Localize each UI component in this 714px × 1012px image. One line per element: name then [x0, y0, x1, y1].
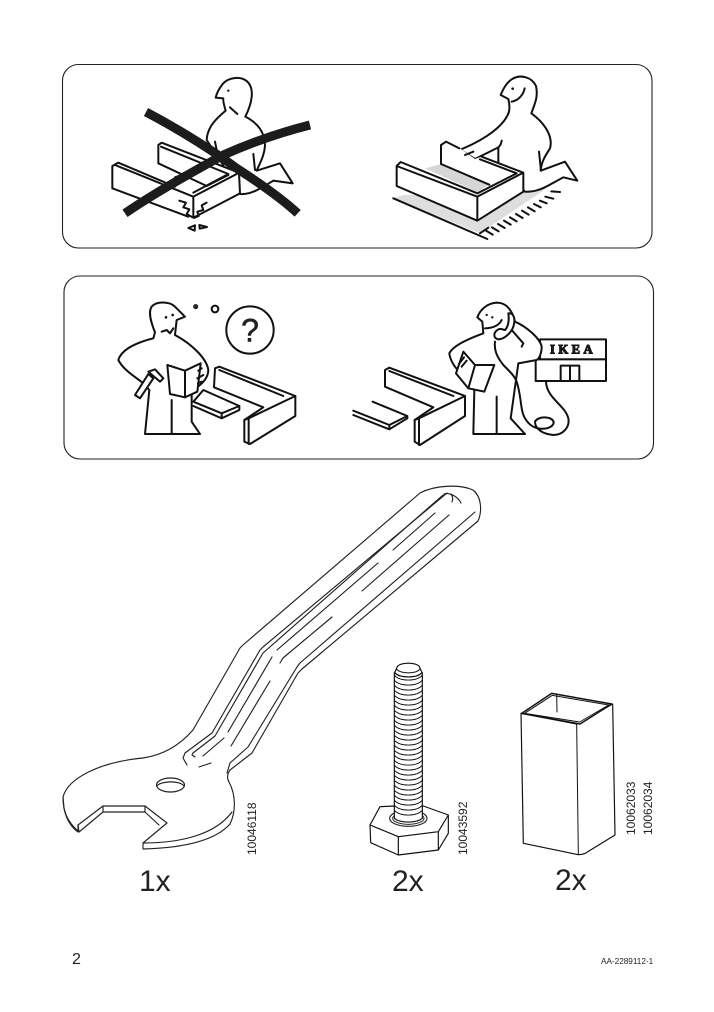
icon: question mark bubble	[226, 306, 274, 354]
icon: open manual	[167, 363, 203, 397]
rug with fringe	[393, 188, 560, 239]
panel: ask for help	[64, 276, 654, 459]
figure: happy person kneeling	[455, 77, 577, 192]
icon: hammer	[135, 369, 163, 398]
part: spanner wrench	[63, 486, 481, 849]
quantity: bolt: 2x	[392, 865, 424, 898]
furniture parts on floor	[193, 367, 295, 444]
figure: worried person kneeling	[207, 78, 293, 194]
quantity: tube: 2x	[555, 864, 587, 897]
part number: tube variant: 10062034	[641, 781, 655, 835]
icon: manual held open	[456, 352, 494, 392]
icon: telephone handset and cord	[494, 313, 569, 435]
illustration: wrong, assembling on hard floor damages the part	[112, 78, 310, 231]
document code: AA-2289112-1	[601, 957, 654, 966]
icon: question mark bubble: ?	[241, 313, 259, 349]
part numbers: tube: 10062033	[624, 781, 638, 835]
page number: 2	[72, 951, 81, 968]
part number: wrench: 10046118	[245, 802, 259, 855]
furniture parts on floor	[353, 368, 465, 445]
thought dots	[194, 305, 218, 312]
icon: IKEA store: IKEA	[550, 343, 594, 357]
illustration: confused person alone	[118, 303, 295, 444]
figure: person on telephone	[449, 303, 542, 434]
illustration: right, assembling on a rug	[393, 77, 577, 239]
icon: IKEA store	[536, 339, 606, 381]
part number: bolt: 10043592	[456, 801, 470, 855]
frame part on rug	[397, 142, 523, 221]
open frame part with cracked corner	[112, 143, 240, 218]
part: bolt with hex nut	[370, 663, 448, 855]
quantity: wrench: 1x	[139, 865, 171, 898]
figure: puzzled person with hammer	[118, 303, 208, 434]
panel: handling on floor	[62, 64, 652, 248]
illustration: person phones IKEA	[353, 303, 606, 445]
icon: large prohibition cross	[125, 112, 310, 213]
icon: broken fragments	[188, 225, 207, 231]
part: square tube	[521, 693, 615, 855]
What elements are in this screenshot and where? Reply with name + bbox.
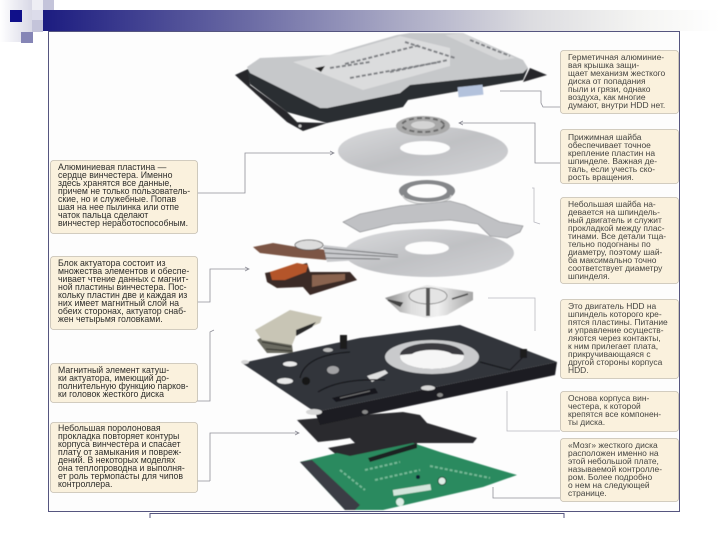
callout: controller: этой небольшой плате, <box>568 456 659 466</box>
arrow: platter callout <box>197 151 334 193</box>
callout: cover: Герметичная алюминие- <box>568 52 664 62</box>
part: top cover <box>235 33 547 131</box>
callout: base: ты диска. <box>568 417 605 427</box>
slide frame <box>48 32 680 512</box>
part: shield plate <box>343 201 523 238</box>
callout: clamp washer: шпинделе. Важная де- <box>568 156 657 166</box>
callout: spacer washer: ба максимально точно <box>568 255 657 265</box>
callout: spacer washer: девается на шпиндель- <box>568 207 660 217</box>
part: spindle motor <box>385 285 473 318</box>
second bottom line <box>150 513 564 518</box>
illustration: exploded hard drive <box>235 33 557 510</box>
decorative corner squares <box>0 0 54 43</box>
callout: spacer washer: шпинделя. <box>568 271 610 281</box>
arrow: magnet callout <box>197 330 214 401</box>
callout: spacer washer <box>560 198 678 284</box>
callout: spacer washer: прокладкой между плас- <box>568 223 665 233</box>
callout: motor: HDD. <box>568 365 589 375</box>
callout: actuator block: жен четырьмя головками. <box>58 314 163 324</box>
callout: controller: странице. <box>568 488 607 498</box>
callout: magnet: ки актуатора, имеющий до- <box>58 373 169 383</box>
callout: aluminium platter: шая на нее пылинка или отпе <box>58 202 179 212</box>
part: clamp washer <box>396 116 450 136</box>
callout: actuator block <box>50 256 198 330</box>
callout: cover: щает механизм жесткого <box>568 68 666 78</box>
callout: foam gasket: ет роль термопасты для чипов <box>58 471 183 481</box>
part: lower platter <box>344 229 514 277</box>
callout: magnet <box>50 364 198 402</box>
arrow: base callout <box>507 391 560 431</box>
callout: cover: вая крышка защи- <box>568 60 639 70</box>
callout: aluminium platter: ские, но и служебные. Попав <box>58 194 176 204</box>
arrow: board callout <box>493 487 560 498</box>
part: controller board <box>300 443 517 510</box>
callout: motor: ляются через контакты, <box>568 333 661 343</box>
callout: actuator block: чивает чтение данных с магнит- <box>58 274 189 284</box>
part: actuator magnet <box>255 310 322 353</box>
part: upper platter <box>338 126 508 176</box>
part: spacer ring <box>399 180 455 204</box>
callout: actuator block: обеих сторонах, актуатор снаб- <box>58 306 186 316</box>
callout: base: честера, к которой <box>568 401 641 411</box>
callout: controller: называемой контролле- <box>568 464 662 474</box>
callout: controller <box>560 438 678 502</box>
arrow: spacer callout <box>532 188 540 224</box>
callout: controller: ром. Более подробно <box>568 472 652 482</box>
callout: spacer washer: диаметру, поэтому шай- <box>568 247 663 257</box>
callout: motor: другой стороны корпуса <box>568 357 663 367</box>
callout: motor: к ним прилегает плата, <box>568 341 658 351</box>
callout: spacer washer: Небольшая шайба на- <box>568 199 656 209</box>
callout: base <box>560 392 678 432</box>
part: actuator <box>253 240 398 295</box>
callout: motor: и управление осуществ- <box>568 325 664 335</box>
callout: actuator block: ной пластины винчестера. Пос- <box>58 282 187 292</box>
arrow: foam callout <box>197 431 299 481</box>
header gradient bar <box>43 10 720 31</box>
arrow: motor callout <box>488 298 535 331</box>
callout: cover: думают, внутри HDD нет. <box>568 100 665 110</box>
callout: actuator block: них имеет магнитный слой на <box>58 298 179 308</box>
callout: magnet: Магнитный элемент катуш- <box>58 365 169 375</box>
callout: foam gasket: контроллера. <box>58 479 112 489</box>
callout: foam gasket <box>50 422 198 492</box>
callout: motor: пятся пластины. Питание <box>568 317 668 327</box>
callout: clamp washer: Прижимная шайба <box>568 132 642 142</box>
callout: spacer washer: соответствует диаметру <box>568 263 663 273</box>
callout: aluminium platter: Алюминиевая пластина — <box>58 162 167 172</box>
callout: motor <box>560 300 678 378</box>
callout: clamp washer <box>560 130 678 184</box>
callout: cover: пыли и грязи, однако <box>568 84 651 94</box>
callout: motor: Это двигатель HDD на <box>568 301 657 311</box>
arrow: actuator callout <box>197 267 249 302</box>
callout: actuator block: Блок актуатора состоит из <box>58 258 165 268</box>
callout: clamp washer: обеспечивает точное <box>568 140 651 150</box>
callout: cover: диска от попадания <box>568 76 646 86</box>
callout: actuator block: множества элементов и обеспе- <box>58 266 189 276</box>
connector lines <box>197 91 560 498</box>
callout: foam gasket: она теплопроводна и выполня- <box>58 463 185 473</box>
callout: controller: «Мозг» жесткого диска <box>568 440 658 450</box>
callout: controller: о нем на следующей <box>568 480 650 490</box>
callout: aluminium platter: причем не только пользователь- <box>58 186 190 196</box>
callout: aluminium platter: чаток пальца сделают <box>58 210 148 220</box>
callout: clamp washer: рость вращения. <box>568 172 634 182</box>
callout: actuator block: кольку пластин две и каждая из <box>58 290 187 300</box>
callout: magnet: полнительную функцию парков- <box>58 381 189 391</box>
arrow: clamp callout <box>459 121 560 163</box>
callout: foam gasket: Небольшая поролоновая <box>58 423 161 433</box>
callout: clamp washer: таль, если учесть ско- <box>568 164 655 174</box>
callout: cover <box>560 50 678 114</box>
callout: foam gasket: прокладка повторяет контуры <box>58 431 179 441</box>
callout: foam gasket: плату от замыкания и повреж- <box>58 447 182 457</box>
callout: base: Основа корпуса вин- <box>568 393 650 403</box>
callout: base: крепятся все компонен- <box>568 409 661 419</box>
callout: aluminium platter: винчестер неработоспособным. <box>58 218 188 228</box>
callout: aluminium platter: здесь хранятся все данные, <box>58 178 172 188</box>
callout: motor: прикручивающаяся с <box>568 349 651 359</box>
callout: clamp washer: крепление пластин на <box>568 148 655 158</box>
part: foam gasket <box>297 412 477 460</box>
callout: spacer washer: ный двигатель и служит <box>568 215 662 225</box>
callout: foam gasket: дений. В некоторых моделях <box>58 455 176 465</box>
callout: spacer washer: тинами. Все детали тща- <box>568 231 666 241</box>
callout: spacer washer: тельно подогнаны по <box>568 239 651 249</box>
part: base casting <box>241 325 557 425</box>
callout: controller: расположен именно на <box>568 448 659 458</box>
callout: motor: шпиндель которого кре- <box>568 309 662 319</box>
callout: magnet: ки головок жесткого диска <box>58 389 164 399</box>
arrow: cover callout <box>500 91 560 107</box>
callout: cover: воздуха, как многие <box>568 92 646 102</box>
callout: foam gasket: корпуса винчестера и спасает <box>58 439 181 449</box>
callout: aluminium platter: сердце винчестера. Именно <box>58 170 173 180</box>
callout: aluminium platter <box>50 160 198 234</box>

- - - -

#### [Direction]
Rewrite the items, beginning at the line that has "callout: controller: этой" and stopping after the line that has "callout: foam gasket: ет", replacing "spacer washer" with "spacer ring" and leaving everything else unchanged.

#### [Exercise answer]
callout: controller: этой небольшой плате, <box>568 456 659 466</box>
arrow: platter callout <box>197 151 334 193</box>
callout: cover: Герметичная алюминие- <box>568 52 664 62</box>
part: top cover <box>235 33 547 131</box>
callout: base: ты диска. <box>568 417 605 427</box>
slide frame <box>48 32 680 512</box>
part: shield plate <box>343 201 523 238</box>
callout: clamp washer: шпинделе. Важная де- <box>568 156 657 166</box>
callout: spacer ring: ба максимально точно <box>568 255 657 265</box>
callout: spacer ring: девается на шпиндель- <box>568 207 660 217</box>
part: spindle motor <box>385 285 473 318</box>
second bottom line <box>150 513 564 518</box>
illustration: exploded hard drive <box>235 33 557 510</box>
decorative corner squares <box>0 0 54 43</box>
callout: spacer ring: шпинделя. <box>568 271 610 281</box>
arrow: magnet callout <box>197 330 214 401</box>
callout: spacer ring <box>560 198 678 284</box>
callout: spacer ring: прокладкой между плас- <box>568 223 665 233</box>
callout: motor: HDD. <box>568 365 589 375</box>
callout: actuator block: жен четырьмя головками. <box>58 314 163 324</box>
callout: controller: странице. <box>568 488 607 498</box>
callout: magnet: ки актуатора, имеющий до- <box>58 373 169 383</box>
callout: aluminium platter: шая на нее пылинка или отпе <box>58 202 179 212</box>
part: clamp washer <box>396 116 450 136</box>
callout: actuator block <box>50 256 198 330</box>
callout: cover: щает механизм жесткого <box>568 68 666 78</box>
callout: foam gasket: ет роль термопасты для чипов <box>58 471 183 481</box>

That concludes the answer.